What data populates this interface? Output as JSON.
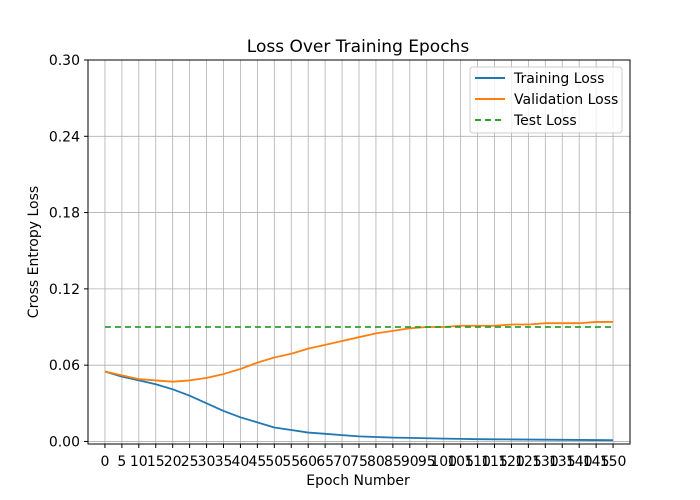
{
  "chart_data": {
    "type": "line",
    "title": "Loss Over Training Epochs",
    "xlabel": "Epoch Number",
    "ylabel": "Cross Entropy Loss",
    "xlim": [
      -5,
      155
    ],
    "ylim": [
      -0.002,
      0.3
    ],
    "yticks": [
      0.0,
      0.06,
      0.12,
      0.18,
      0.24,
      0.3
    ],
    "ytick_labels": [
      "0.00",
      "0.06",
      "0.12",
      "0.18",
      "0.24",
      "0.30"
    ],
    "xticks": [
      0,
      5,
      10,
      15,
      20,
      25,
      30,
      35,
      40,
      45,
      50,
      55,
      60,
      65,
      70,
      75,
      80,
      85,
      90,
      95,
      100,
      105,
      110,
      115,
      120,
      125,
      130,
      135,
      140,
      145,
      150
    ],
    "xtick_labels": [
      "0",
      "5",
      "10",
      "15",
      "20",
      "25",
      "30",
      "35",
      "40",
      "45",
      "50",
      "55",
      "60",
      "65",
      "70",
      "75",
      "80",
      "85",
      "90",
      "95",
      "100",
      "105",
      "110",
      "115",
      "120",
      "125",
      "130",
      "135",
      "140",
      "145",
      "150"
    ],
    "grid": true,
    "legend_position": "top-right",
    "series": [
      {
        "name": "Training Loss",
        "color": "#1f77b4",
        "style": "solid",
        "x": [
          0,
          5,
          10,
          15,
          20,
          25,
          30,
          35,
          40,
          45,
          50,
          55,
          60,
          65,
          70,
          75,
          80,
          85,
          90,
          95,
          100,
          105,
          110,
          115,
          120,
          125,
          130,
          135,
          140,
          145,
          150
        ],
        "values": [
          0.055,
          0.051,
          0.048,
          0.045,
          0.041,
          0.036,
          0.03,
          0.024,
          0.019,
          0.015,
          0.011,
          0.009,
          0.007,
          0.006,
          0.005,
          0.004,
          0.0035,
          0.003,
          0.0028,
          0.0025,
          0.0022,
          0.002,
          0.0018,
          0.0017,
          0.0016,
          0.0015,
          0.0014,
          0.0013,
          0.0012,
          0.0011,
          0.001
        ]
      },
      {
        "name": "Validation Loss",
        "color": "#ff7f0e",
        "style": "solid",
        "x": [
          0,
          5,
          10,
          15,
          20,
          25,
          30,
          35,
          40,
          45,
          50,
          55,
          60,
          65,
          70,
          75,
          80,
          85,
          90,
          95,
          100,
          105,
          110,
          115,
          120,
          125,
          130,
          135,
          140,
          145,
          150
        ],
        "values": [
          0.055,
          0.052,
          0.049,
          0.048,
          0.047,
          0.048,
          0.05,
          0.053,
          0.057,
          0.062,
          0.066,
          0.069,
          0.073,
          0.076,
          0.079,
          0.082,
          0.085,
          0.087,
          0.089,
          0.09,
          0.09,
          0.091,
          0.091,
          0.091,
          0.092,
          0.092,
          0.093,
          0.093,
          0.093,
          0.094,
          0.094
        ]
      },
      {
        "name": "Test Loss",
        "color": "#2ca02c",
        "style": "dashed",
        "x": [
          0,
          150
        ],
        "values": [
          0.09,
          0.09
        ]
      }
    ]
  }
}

* [YOUR OBJECTIVE]:
The records above should be reproduced exactly, with no pictures included.

* [SOLUTION FOR THIS TASK]:
What data populates this interface? Output as JSON.
{
  "chart_data": {
    "type": "line",
    "title": "Loss Over Training Epochs",
    "xlabel": "Epoch Number",
    "ylabel": "Cross Entropy Loss",
    "xlim": [
      -5,
      155
    ],
    "ylim": [
      -0.002,
      0.3
    ],
    "yticks": [
      0.0,
      0.06,
      0.12,
      0.18,
      0.24,
      0.3
    ],
    "ytick_labels": [
      "0.00",
      "0.06",
      "0.12",
      "0.18",
      "0.24",
      "0.30"
    ],
    "xticks": [
      0,
      5,
      10,
      15,
      20,
      25,
      30,
      35,
      40,
      45,
      50,
      55,
      60,
      65,
      70,
      75,
      80,
      85,
      90,
      95,
      100,
      105,
      110,
      115,
      120,
      125,
      130,
      135,
      140,
      145,
      150
    ],
    "xtick_labels": [
      "0",
      "5",
      "10",
      "15",
      "20",
      "25",
      "30",
      "35",
      "40",
      "45",
      "50",
      "55",
      "60",
      "65",
      "70",
      "75",
      "80",
      "85",
      "90",
      "95",
      "100",
      "105",
      "110",
      "115",
      "120",
      "125",
      "130",
      "135",
      "140",
      "145",
      "150"
    ],
    "grid": true,
    "legend_position": "top-right",
    "series": [
      {
        "name": "Training Loss",
        "color": "#1f77b4",
        "style": "solid",
        "x": [
          0,
          5,
          10,
          15,
          20,
          25,
          30,
          35,
          40,
          45,
          50,
          55,
          60,
          65,
          70,
          75,
          80,
          85,
          90,
          95,
          100,
          105,
          110,
          115,
          120,
          125,
          130,
          135,
          140,
          145,
          150
        ],
        "values": [
          0.055,
          0.051,
          0.048,
          0.045,
          0.041,
          0.036,
          0.03,
          0.024,
          0.019,
          0.015,
          0.011,
          0.009,
          0.007,
          0.006,
          0.005,
          0.004,
          0.0035,
          0.003,
          0.0028,
          0.0025,
          0.0022,
          0.002,
          0.0018,
          0.0017,
          0.0016,
          0.0015,
          0.0014,
          0.0013,
          0.0012,
          0.0011,
          0.001
        ]
      },
      {
        "name": "Validation Loss",
        "color": "#ff7f0e",
        "style": "solid",
        "x": [
          0,
          5,
          10,
          15,
          20,
          25,
          30,
          35,
          40,
          45,
          50,
          55,
          60,
          65,
          70,
          75,
          80,
          85,
          90,
          95,
          100,
          105,
          110,
          115,
          120,
          125,
          130,
          135,
          140,
          145,
          150
        ],
        "values": [
          0.055,
          0.052,
          0.049,
          0.048,
          0.047,
          0.048,
          0.05,
          0.053,
          0.057,
          0.062,
          0.066,
          0.069,
          0.073,
          0.076,
          0.079,
          0.082,
          0.085,
          0.087,
          0.089,
          0.09,
          0.09,
          0.091,
          0.091,
          0.091,
          0.092,
          0.092,
          0.093,
          0.093,
          0.093,
          0.094,
          0.094
        ]
      },
      {
        "name": "Test Loss",
        "color": "#2ca02c",
        "style": "dashed",
        "x": [
          0,
          150
        ],
        "values": [
          0.09,
          0.09
        ]
      }
    ]
  }
}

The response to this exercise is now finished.